How many lines hold the string "tenebitur"? Reply with the number alone.
##### Material to process #####
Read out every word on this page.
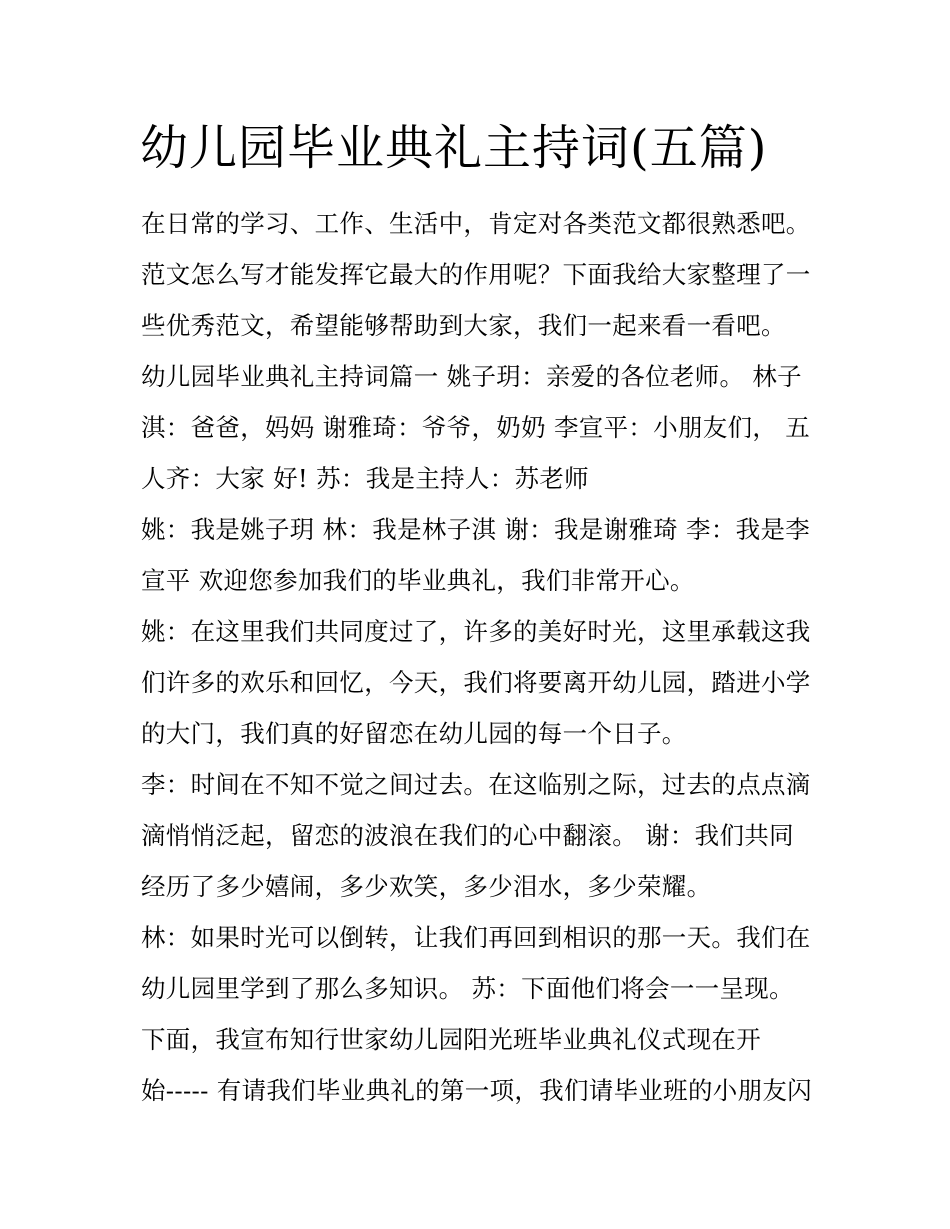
幼儿园毕业典礼主持词(五篇)
在日常的学习、工作、生活中，肯定对各类范文都很熟悉吧。
范文怎么写才能发挥它最大的作用呢？下面我给大家整理了一
些优秀范文，希望能够帮助到大家，我们一起来看一看吧。
幼儿园毕业典礼主持词篇一 姚子玥：亲爱的各位老师。 林子
淇：爸爸，妈妈 谢雅琦：爷爷，奶奶 李宣平：小朋友们， 五
人齐：大家 好! 苏：我是主持人：苏老师
姚：我是姚子玥 林：我是林子淇 谢：我是谢雅琦 李：我是李
宣平 欢迎您参加我们的毕业典礼，我们非常开心。
姚：在这里我们共同度过了，许多的美好时光，这里承载这我
们许多的欢乐和回忆，今天，我们将要离开幼儿园，踏进小学
的大门，我们真的好留恋在幼儿园的每一个日子。
李：时间在不知不觉之间过去。在这临别之际，过去的点点滴
滴悄悄泛起，留恋的波浪在我们的心中翻滚。 谢：我们共同
经历了多少嬉闹，多少欢笑，多少泪水，多少荣耀。
林：如果时光可以倒转，让我们再回到相识的那一天。我们在
幼儿园里学到了那么多知识。 苏：下面他们将会一一呈现。
下面，我宣布知行世家幼儿园阳光班毕业典礼仪式现在开
始----- 有请我们毕业典礼的第一项，我们请毕业班的小朋友闪
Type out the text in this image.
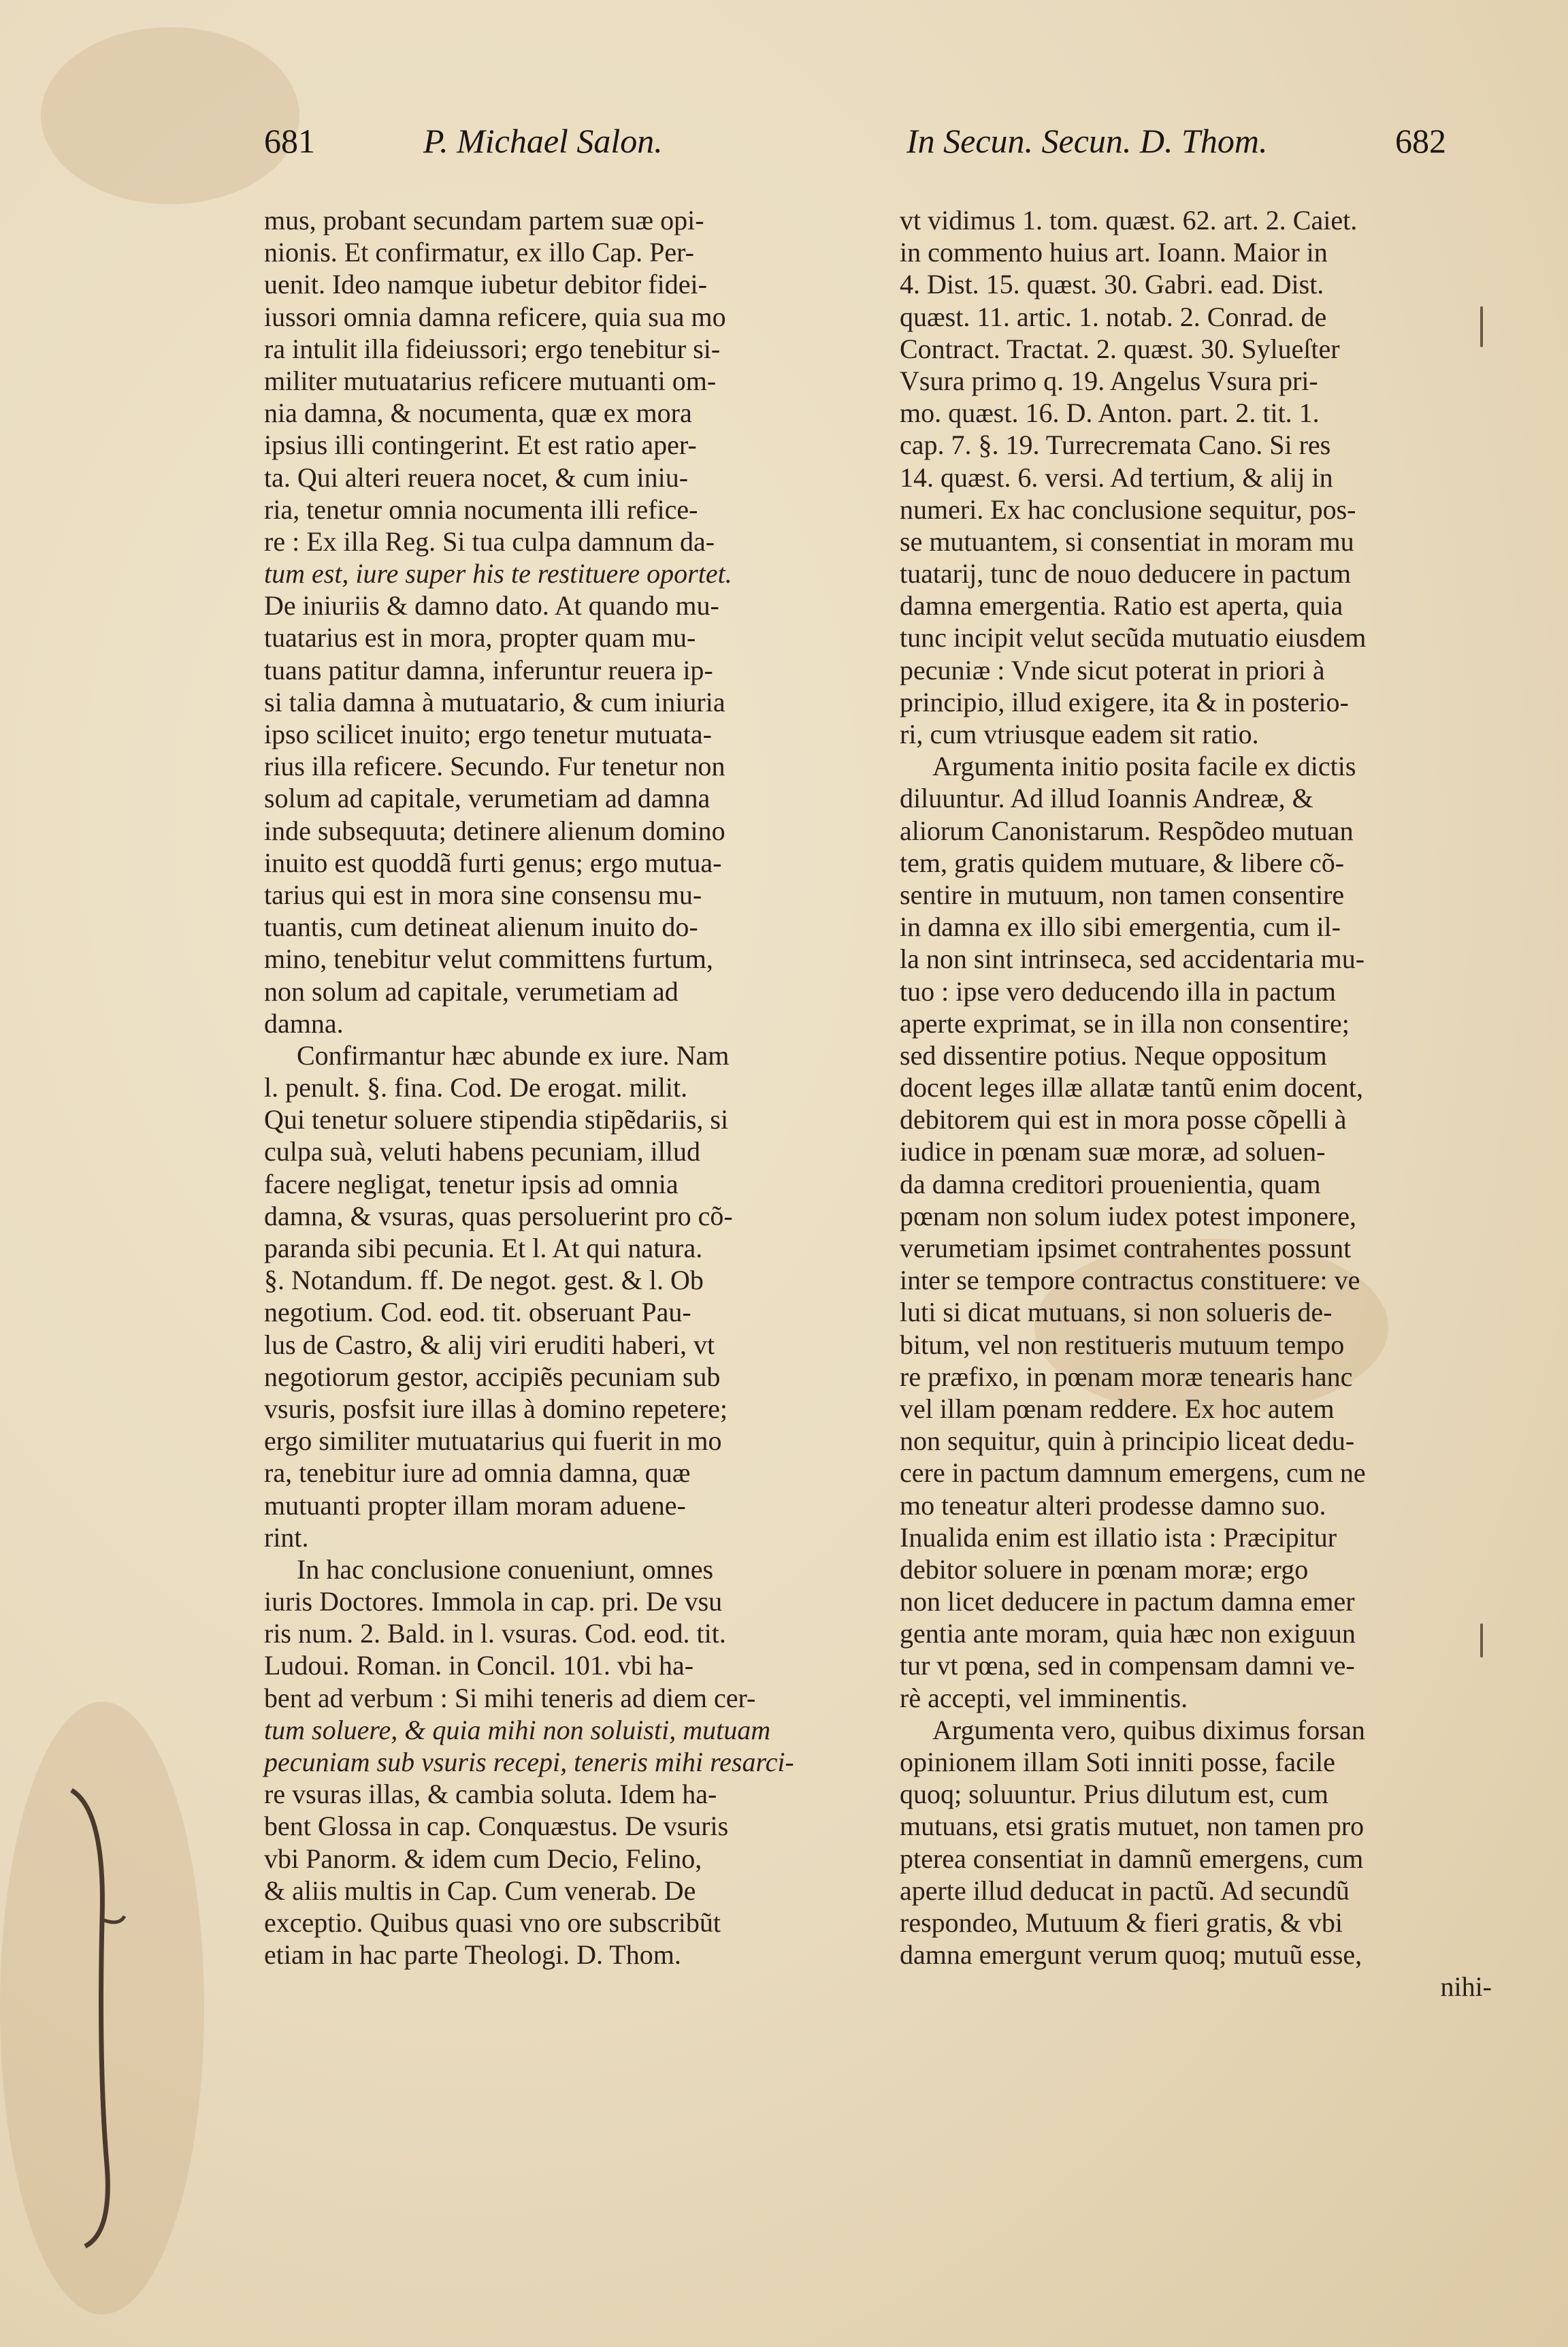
681	P. Michael Salon.	In Secun. Secun. D. Thom.	682
mus, probant secundam partem suæ opi-
nionis. Et confirmatur, ex illo Cap. Per-
uenit. Ideo namque iubetur debitor fidei-
iussori omnia damna reficere, quia sua mo
ra intulit illa fideiussori; ergo tenebitur si-
militer mutuatarius reficere mutuanti om-
nia damna, & nocumenta, quæ ex mora
ipsius illi contingerint. Et est ratio aper-
ta. Qui alteri reuera nocet, & cum iniu-
ria, tenetur omnia nocumenta illi refice-
re : Ex illa Reg. Si tua culpa damnum da-
tum est, iure super his te restituere oportet.
De iniuriis & damno dato. At quando mu-
tuatarius est in mora, propter quam mu-
tuans patitur damna, inferuntur reuera ip-
si talia damna à mutuatario, & cum iniuria
ipso scilicet inuito; ergo tenetur mutuata-
rius illa reficere. Secundo. Fur tenetur non
solum ad capitale, verumetiam ad damna
inde subsequuta; detinere alienum domino
inuito est quoddã furti genus; ergo mutua-
tarius qui est in mora sine consensu mu-
tuantis, cum detineat alienum inuito do-
mino, tenebitur velut committens furtum,
non solum ad capitale, verumetiam ad
damna.
Confirmantur hæc abunde ex iure. Nam
l. penult. §. fina. Cod. De erogat. milit.
Qui tenetur soluere stipendia stipẽdariis, si
culpa suà, veluti habens pecuniam, illud
facere negligat, tenetur ipsis ad omnia
damna, & vsuras, quas persoluerint pro cõ-
paranda sibi pecunia. Et l. At qui natura.
§. Notandum. ff. De negot. gest. & l. Ob
negotium. Cod. eod. tit. obseruant Pau-
lus de Castro, & alij viri eruditi haberi, vt
negotiorum gestor, accipiẽs pecuniam sub
vsuris, posfsit iure illas à domino repetere;
ergo similiter mutuatarius qui fuerit in mo
ra, tenebitur iure ad omnia damna, quæ
mutuanti propter illam moram aduene-
rint.
In hac conclusione conueniunt, omnes
iuris Doctores. Immola in cap. pri. De vsu
ris num. 2. Bald. in l. vsuras. Cod. eod. tit.
Ludoui. Roman. in Concil. 101. vbi ha-
bent ad verbum : Si mihi teneris ad diem cer-
tum soluere, & quia mihi non soluisti, mutuam
pecuniam sub vsuris recepi, teneris mihi resarci-
re vsuras illas, & cambia soluta. Idem ha-
bent Glossa in cap. Conquæstus. De vsuris
vbi Panorm. & idem cum Decio, Felino,
& aliis multis in Cap. Cum venerab. De
exceptio. Quibus quasi vno ore subscribũt
etiam in hac parte Theologi. D. Thom.
vt vidimus 1. tom. quæst. 62. art. 2. Caiet.
in commento huius art. Ioann. Maior in
4. Dist. 15. quæst. 30. Gabri. ead. Dist.
quæst. 11. artic. 1. notab. 2. Conrad. de
Contract. Tractat. 2. quæst. 30. Sylueſter
Vsura primo q. 19. Angelus Vsura pri-
mo. quæst. 16. D. Anton. part. 2. tit. 1.
cap. 7. §. 19. Turrecremata Cano. Si res
14. quæst. 6. versi. Ad tertium, & alij in
numeri. Ex hac conclusione sequitur, pos-
se mutuantem, si consentiat in moram mu
tuatarij, tunc de nouo deducere in pactum
damna emergentia. Ratio est aperta, quia
tunc incipit velut secũda mutuatio eiusdem
pecuniæ : Vnde sicut poterat in priori à
principio, illud exigere, ita & in posterio-
ri, cum vtriusque eadem sit ratio.
Argumenta initio posita facile ex dictis
diluuntur. Ad illud Ioannis Andreæ, &
aliorum Canonistarum. Respõdeo mutuan
tem, gratis quidem mutuare, & libere cõ-
sentire in mutuum, non tamen consentire
in damna ex illo sibi emergentia, cum il-
la non sint intrinseca, sed accidentaria mu-
tuo : ipse vero deducendo illa in pactum
aperte exprimat, se in illa non consentire;
sed dissentire potius. Neque oppositum
docent leges illæ allatæ tantũ enim docent,
debitorem qui est in mora posse cõpelli à
iudice in pœnam suæ moræ, ad soluen-
da damna creditori prouenientia, quam
pœnam non solum iudex potest imponere,
verumetiam ipsimet contrahentes possunt
inter se tempore contractus constituere: ve
luti si dicat mutuans, si non solueris de-
bitum, vel non restitueris mutuum tempo
re præfixo, in pœnam moræ tenearis hanc
vel illam pœnam reddere. Ex hoc autem
non sequitur, quin à principio liceat dedu-
cere in pactum damnum emergens, cum ne
mo teneatur alteri prodesse damno suo.
Inualida enim est illatio ista : Præcipitur
debitor soluere in pœnam moræ; ergo
non licet deducere in pactum damna emer
gentia ante moram, quia hæc non exiguun
tur vt pœna, sed in compensam damni ve-
rè accepti, vel imminentis.
Argumenta vero, quibus diximus forsan
opinionem illam Soti inniti posse, facile
quoq; soluuntur. Prius dilutum est, cum
mutuans, etsi gratis mutuet, non tamen pro
pterea consentiat in damnũ emergens, cum
aperte illud deducat in pactũ. Ad secundũ
respondeo, Mutuum & fieri gratis, & vbi
damna emergunt verum quoq; mutuũ esse,
nihi-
#####
The solution: 3